• [RECORDS SUPPLIED]
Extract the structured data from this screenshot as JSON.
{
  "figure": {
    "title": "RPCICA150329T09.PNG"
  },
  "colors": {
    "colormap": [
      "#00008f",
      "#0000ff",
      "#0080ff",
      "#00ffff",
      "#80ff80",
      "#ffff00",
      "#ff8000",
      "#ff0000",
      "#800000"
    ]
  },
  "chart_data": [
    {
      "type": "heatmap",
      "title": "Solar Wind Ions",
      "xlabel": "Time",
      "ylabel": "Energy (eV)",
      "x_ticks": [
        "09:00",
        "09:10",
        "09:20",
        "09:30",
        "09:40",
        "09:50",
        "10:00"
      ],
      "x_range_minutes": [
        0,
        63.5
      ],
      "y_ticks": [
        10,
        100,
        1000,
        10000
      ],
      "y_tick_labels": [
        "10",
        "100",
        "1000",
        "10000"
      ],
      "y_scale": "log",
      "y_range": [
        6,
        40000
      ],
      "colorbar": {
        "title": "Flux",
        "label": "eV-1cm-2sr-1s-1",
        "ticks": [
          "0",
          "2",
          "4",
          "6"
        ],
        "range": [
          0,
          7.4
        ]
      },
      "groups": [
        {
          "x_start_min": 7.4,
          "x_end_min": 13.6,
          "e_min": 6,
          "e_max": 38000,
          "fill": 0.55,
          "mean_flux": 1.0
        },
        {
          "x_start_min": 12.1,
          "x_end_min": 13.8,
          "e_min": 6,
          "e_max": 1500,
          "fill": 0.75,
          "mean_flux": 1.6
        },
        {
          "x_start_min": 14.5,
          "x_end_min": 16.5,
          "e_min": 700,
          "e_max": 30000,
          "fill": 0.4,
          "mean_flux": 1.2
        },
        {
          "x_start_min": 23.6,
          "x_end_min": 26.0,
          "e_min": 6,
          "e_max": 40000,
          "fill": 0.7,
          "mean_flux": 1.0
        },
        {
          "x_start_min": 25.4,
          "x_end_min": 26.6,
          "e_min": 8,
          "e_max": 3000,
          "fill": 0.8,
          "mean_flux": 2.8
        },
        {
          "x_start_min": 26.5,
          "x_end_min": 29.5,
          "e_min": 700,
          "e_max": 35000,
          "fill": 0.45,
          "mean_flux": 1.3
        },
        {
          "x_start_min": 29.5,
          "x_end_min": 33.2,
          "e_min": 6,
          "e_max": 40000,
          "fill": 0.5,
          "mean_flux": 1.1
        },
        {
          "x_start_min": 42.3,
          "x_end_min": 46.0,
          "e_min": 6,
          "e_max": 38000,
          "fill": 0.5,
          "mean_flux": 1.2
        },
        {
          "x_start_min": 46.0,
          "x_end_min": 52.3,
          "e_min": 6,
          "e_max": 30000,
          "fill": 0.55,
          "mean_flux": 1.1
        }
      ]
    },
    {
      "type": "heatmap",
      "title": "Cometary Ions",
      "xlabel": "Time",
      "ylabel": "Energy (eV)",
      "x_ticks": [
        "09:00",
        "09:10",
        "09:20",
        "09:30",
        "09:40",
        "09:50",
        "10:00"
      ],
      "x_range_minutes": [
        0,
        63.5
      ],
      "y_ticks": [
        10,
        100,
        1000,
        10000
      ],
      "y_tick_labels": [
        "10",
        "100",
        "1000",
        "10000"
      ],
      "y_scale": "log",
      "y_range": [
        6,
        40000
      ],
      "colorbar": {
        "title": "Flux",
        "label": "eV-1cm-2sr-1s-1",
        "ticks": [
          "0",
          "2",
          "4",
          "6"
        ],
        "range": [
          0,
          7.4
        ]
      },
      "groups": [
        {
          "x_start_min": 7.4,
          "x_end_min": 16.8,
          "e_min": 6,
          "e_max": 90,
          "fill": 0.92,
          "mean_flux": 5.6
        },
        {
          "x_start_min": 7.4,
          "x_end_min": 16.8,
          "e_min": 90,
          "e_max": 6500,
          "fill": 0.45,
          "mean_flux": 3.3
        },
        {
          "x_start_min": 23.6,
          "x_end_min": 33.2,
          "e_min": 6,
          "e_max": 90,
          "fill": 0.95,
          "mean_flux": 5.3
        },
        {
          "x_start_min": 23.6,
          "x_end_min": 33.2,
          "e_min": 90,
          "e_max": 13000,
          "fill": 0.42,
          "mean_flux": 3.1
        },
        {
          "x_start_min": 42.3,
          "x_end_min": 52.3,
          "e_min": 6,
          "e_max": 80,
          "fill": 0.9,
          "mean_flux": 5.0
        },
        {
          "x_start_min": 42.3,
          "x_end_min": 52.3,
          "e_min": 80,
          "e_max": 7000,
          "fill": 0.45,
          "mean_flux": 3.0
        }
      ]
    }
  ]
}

• [WHAT TO DO] Reproduce each entry exactly, leaving out nothing.

• [FINAL RESULT]
Extract the structured data from this screenshot as JSON.
{
  "figure": {
    "title": "RPCICA150329T09.PNG"
  },
  "colors": {
    "colormap": [
      "#00008f",
      "#0000ff",
      "#0080ff",
      "#00ffff",
      "#80ff80",
      "#ffff00",
      "#ff8000",
      "#ff0000",
      "#800000"
    ]
  },
  "chart_data": [
    {
      "type": "heatmap",
      "title": "Solar Wind Ions",
      "xlabel": "Time",
      "ylabel": "Energy (eV)",
      "x_ticks": [
        "09:00",
        "09:10",
        "09:20",
        "09:30",
        "09:40",
        "09:50",
        "10:00"
      ],
      "x_range_minutes": [
        0,
        63.5
      ],
      "y_ticks": [
        10,
        100,
        1000,
        10000
      ],
      "y_tick_labels": [
        "10",
        "100",
        "1000",
        "10000"
      ],
      "y_scale": "log",
      "y_range": [
        6,
        40000
      ],
      "colorbar": {
        "title": "Flux",
        "label": "eV-1cm-2sr-1s-1",
        "ticks": [
          "0",
          "2",
          "4",
          "6"
        ],
        "range": [
          0,
          7.4
        ]
      },
      "groups": [
        {
          "x_start_min": 7.4,
          "x_end_min": 13.6,
          "e_min": 6,
          "e_max": 38000,
          "fill": 0.55,
          "mean_flux": 1.0
        },
        {
          "x_start_min": 12.1,
          "x_end_min": 13.8,
          "e_min": 6,
          "e_max": 1500,
          "fill": 0.75,
          "mean_flux": 1.6
        },
        {
          "x_start_min": 14.5,
          "x_end_min": 16.5,
          "e_min": 700,
          "e_max": 30000,
          "fill": 0.4,
          "mean_flux": 1.2
        },
        {
          "x_start_min": 23.6,
          "x_end_min": 26.0,
          "e_min": 6,
          "e_max": 40000,
          "fill": 0.7,
          "mean_flux": 1.0
        },
        {
          "x_start_min": 25.4,
          "x_end_min": 26.6,
          "e_min": 8,
          "e_max": 3000,
          "fill": 0.8,
          "mean_flux": 2.8
        },
        {
          "x_start_min": 26.5,
          "x_end_min": 29.5,
          "e_min": 700,
          "e_max": 35000,
          "fill": 0.45,
          "mean_flux": 1.3
        },
        {
          "x_start_min": 29.5,
          "x_end_min": 33.2,
          "e_min": 6,
          "e_max": 40000,
          "fill": 0.5,
          "mean_flux": 1.1
        },
        {
          "x_start_min": 42.3,
          "x_end_min": 46.0,
          "e_min": 6,
          "e_max": 38000,
          "fill": 0.5,
          "mean_flux": 1.2
        },
        {
          "x_start_min": 46.0,
          "x_end_min": 52.3,
          "e_min": 6,
          "e_max": 30000,
          "fill": 0.55,
          "mean_flux": 1.1
        }
      ]
    },
    {
      "type": "heatmap",
      "title": "Cometary Ions",
      "xlabel": "Time",
      "ylabel": "Energy (eV)",
      "x_ticks": [
        "09:00",
        "09:10",
        "09:20",
        "09:30",
        "09:40",
        "09:50",
        "10:00"
      ],
      "x_range_minutes": [
        0,
        63.5
      ],
      "y_ticks": [
        10,
        100,
        1000,
        10000
      ],
      "y_tick_labels": [
        "10",
        "100",
        "1000",
        "10000"
      ],
      "y_scale": "log",
      "y_range": [
        6,
        40000
      ],
      "colorbar": {
        "title": "Flux",
        "label": "eV-1cm-2sr-1s-1",
        "ticks": [
          "0",
          "2",
          "4",
          "6"
        ],
        "range": [
          0,
          7.4
        ]
      },
      "groups": [
        {
          "x_start_min": 7.4,
          "x_end_min": 16.8,
          "e_min": 6,
          "e_max": 90,
          "fill": 0.92,
          "mean_flux": 5.6
        },
        {
          "x_start_min": 7.4,
          "x_end_min": 16.8,
          "e_min": 90,
          "e_max": 6500,
          "fill": 0.45,
          "mean_flux": 3.3
        },
        {
          "x_start_min": 23.6,
          "x_end_min": 33.2,
          "e_min": 6,
          "e_max": 90,
          "fill": 0.95,
          "mean_flux": 5.3
        },
        {
          "x_start_min": 23.6,
          "x_end_min": 33.2,
          "e_min": 90,
          "e_max": 13000,
          "fill": 0.42,
          "mean_flux": 3.1
        },
        {
          "x_start_min": 42.3,
          "x_end_min": 52.3,
          "e_min": 6,
          "e_max": 80,
          "fill": 0.9,
          "mean_flux": 5.0
        },
        {
          "x_start_min": 42.3,
          "x_end_min": 52.3,
          "e_min": 80,
          "e_max": 7000,
          "fill": 0.45,
          "mean_flux": 3.0
        }
      ]
    }
  ]
}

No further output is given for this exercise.